• _Exercise material_:
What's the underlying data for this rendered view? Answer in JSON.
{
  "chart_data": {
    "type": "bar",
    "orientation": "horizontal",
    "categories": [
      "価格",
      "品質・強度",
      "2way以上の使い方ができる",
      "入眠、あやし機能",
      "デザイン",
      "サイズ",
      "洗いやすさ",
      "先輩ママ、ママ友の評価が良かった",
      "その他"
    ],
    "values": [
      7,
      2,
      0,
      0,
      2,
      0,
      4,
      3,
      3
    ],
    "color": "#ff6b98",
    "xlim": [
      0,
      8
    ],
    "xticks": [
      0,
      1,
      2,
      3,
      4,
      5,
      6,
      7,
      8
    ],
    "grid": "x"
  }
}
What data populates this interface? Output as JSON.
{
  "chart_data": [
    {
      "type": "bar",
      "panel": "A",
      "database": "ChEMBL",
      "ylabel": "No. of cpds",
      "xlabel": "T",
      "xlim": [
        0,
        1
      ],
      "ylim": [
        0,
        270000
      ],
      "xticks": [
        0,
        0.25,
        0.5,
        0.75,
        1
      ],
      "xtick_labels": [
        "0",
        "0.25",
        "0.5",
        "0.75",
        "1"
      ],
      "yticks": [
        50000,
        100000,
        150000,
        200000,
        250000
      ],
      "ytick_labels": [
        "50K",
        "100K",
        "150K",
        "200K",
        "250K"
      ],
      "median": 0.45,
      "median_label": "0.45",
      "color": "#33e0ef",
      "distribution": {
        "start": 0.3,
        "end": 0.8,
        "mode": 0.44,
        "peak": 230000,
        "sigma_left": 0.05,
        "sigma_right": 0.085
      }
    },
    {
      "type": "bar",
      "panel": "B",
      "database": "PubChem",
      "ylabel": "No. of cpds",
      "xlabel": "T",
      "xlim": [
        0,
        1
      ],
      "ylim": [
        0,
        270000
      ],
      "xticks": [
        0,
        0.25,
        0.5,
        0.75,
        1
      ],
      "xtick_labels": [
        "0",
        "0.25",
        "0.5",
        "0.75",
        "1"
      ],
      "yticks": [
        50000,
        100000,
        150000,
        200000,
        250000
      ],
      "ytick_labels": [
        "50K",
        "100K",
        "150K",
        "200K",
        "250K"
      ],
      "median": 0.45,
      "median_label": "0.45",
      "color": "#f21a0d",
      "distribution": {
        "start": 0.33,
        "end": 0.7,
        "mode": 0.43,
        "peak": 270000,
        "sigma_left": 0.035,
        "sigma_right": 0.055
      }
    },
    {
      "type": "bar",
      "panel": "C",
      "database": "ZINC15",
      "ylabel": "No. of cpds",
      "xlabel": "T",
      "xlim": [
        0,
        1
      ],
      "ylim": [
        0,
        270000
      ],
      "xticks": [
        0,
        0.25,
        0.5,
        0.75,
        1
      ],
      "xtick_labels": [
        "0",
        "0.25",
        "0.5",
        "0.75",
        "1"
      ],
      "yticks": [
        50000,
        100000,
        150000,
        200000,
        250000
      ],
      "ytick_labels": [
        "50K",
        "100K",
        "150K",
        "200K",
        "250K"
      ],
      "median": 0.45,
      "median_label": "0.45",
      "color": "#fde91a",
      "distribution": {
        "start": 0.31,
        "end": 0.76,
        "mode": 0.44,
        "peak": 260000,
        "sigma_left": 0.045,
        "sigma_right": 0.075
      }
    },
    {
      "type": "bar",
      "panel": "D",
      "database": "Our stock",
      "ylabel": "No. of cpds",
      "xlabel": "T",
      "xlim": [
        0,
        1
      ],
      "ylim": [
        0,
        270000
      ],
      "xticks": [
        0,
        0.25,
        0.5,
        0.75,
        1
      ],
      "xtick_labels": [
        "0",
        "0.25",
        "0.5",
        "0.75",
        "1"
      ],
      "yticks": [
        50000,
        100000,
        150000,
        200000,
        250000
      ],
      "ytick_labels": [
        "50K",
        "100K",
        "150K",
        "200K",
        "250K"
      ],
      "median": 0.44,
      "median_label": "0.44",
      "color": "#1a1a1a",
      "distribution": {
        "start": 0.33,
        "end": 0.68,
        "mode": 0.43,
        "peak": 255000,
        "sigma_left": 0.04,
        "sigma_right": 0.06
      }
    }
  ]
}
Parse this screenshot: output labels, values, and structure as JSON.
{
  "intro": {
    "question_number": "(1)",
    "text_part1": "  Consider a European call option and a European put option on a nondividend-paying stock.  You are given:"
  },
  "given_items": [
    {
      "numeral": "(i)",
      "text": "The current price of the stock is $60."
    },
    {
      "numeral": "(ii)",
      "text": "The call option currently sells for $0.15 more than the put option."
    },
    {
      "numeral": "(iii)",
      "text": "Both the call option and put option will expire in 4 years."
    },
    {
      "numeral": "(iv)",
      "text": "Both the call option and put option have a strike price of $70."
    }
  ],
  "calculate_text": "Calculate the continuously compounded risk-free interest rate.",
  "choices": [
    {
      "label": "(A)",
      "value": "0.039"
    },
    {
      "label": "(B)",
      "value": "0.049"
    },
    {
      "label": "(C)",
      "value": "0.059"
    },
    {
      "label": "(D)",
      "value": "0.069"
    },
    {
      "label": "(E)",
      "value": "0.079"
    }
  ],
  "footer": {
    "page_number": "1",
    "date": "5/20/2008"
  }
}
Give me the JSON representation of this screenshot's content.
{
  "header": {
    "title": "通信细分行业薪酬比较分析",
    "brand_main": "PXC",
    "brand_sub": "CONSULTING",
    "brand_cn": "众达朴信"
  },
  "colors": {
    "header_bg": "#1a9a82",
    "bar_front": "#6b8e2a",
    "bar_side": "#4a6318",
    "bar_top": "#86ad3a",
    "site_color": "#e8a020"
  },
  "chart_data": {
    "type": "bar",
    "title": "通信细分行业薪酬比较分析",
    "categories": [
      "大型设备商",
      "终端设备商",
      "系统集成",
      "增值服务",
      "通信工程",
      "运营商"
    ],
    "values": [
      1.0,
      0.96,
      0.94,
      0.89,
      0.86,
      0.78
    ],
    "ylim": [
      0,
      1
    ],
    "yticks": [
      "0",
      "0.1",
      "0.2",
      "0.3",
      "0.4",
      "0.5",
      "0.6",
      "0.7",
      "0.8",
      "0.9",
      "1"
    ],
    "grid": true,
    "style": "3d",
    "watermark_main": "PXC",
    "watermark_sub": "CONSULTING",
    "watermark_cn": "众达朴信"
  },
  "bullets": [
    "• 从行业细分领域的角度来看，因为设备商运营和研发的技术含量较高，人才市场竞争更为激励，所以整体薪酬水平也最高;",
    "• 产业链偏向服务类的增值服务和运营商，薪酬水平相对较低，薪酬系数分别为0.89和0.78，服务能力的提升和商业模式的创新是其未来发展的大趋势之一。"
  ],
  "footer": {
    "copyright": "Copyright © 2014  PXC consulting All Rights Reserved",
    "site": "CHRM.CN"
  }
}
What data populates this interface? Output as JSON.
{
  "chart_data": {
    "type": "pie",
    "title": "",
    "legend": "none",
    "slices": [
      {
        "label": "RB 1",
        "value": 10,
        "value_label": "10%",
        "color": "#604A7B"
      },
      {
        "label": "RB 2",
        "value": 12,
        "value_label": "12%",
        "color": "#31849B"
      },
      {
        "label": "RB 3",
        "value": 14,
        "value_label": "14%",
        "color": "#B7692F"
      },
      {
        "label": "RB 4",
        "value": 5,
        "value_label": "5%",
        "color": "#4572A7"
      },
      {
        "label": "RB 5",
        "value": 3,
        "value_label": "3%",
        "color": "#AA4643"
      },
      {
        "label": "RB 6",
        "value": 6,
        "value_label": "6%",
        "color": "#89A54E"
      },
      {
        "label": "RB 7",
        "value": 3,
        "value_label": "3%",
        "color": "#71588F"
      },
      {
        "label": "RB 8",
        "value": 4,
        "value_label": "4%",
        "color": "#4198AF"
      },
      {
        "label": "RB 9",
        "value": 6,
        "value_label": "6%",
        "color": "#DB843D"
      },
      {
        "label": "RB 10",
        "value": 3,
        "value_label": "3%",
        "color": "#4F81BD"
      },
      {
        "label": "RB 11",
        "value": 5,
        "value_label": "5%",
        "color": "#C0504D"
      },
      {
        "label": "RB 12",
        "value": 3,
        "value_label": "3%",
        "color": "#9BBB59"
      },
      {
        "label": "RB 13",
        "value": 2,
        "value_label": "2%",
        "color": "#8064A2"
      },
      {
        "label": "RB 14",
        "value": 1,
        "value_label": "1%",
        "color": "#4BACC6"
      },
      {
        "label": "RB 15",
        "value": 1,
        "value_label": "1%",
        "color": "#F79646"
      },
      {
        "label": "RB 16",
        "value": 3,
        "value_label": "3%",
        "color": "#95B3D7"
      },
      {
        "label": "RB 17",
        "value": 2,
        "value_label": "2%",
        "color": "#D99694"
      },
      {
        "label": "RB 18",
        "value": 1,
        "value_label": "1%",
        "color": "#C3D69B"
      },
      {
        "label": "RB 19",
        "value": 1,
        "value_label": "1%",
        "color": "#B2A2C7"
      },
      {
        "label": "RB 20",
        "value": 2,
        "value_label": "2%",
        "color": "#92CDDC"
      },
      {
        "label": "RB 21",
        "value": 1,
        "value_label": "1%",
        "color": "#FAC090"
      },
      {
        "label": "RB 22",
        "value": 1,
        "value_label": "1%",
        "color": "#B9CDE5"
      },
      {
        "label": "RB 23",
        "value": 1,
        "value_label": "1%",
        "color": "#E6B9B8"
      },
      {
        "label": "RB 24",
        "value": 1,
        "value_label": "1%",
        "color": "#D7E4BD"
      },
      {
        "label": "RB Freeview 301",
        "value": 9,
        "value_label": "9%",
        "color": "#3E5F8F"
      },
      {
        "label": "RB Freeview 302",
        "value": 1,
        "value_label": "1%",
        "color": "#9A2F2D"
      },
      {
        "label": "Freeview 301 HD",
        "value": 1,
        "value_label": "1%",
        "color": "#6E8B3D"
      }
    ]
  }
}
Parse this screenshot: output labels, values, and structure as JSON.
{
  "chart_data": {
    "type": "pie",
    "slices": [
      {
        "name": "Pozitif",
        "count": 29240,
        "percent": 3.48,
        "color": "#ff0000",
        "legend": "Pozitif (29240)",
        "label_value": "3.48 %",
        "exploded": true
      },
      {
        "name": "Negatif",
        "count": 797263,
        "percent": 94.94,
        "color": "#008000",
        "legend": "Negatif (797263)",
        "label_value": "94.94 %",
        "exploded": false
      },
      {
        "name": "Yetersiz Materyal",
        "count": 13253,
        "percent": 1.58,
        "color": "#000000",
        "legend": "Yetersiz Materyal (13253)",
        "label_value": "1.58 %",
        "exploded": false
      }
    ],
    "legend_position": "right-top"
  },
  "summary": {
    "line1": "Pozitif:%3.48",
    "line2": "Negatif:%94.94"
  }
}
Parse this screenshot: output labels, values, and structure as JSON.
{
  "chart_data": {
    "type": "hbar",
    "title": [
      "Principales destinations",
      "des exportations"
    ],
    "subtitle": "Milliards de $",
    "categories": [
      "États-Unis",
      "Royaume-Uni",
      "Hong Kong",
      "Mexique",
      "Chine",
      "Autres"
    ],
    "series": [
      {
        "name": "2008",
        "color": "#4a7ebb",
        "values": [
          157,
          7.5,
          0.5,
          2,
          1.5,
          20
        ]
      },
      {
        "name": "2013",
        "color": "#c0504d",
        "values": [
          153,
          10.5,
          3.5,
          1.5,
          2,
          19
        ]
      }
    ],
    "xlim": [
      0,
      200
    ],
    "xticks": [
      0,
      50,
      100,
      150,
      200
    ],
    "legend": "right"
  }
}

• _Required work_: From the listing above, copy every line that holds the string "Freeview".

• _Final result_:
        "label": "RB Freeview 301",
        "label": "RB Freeview 302",
        "label": "Freeview 301 HD",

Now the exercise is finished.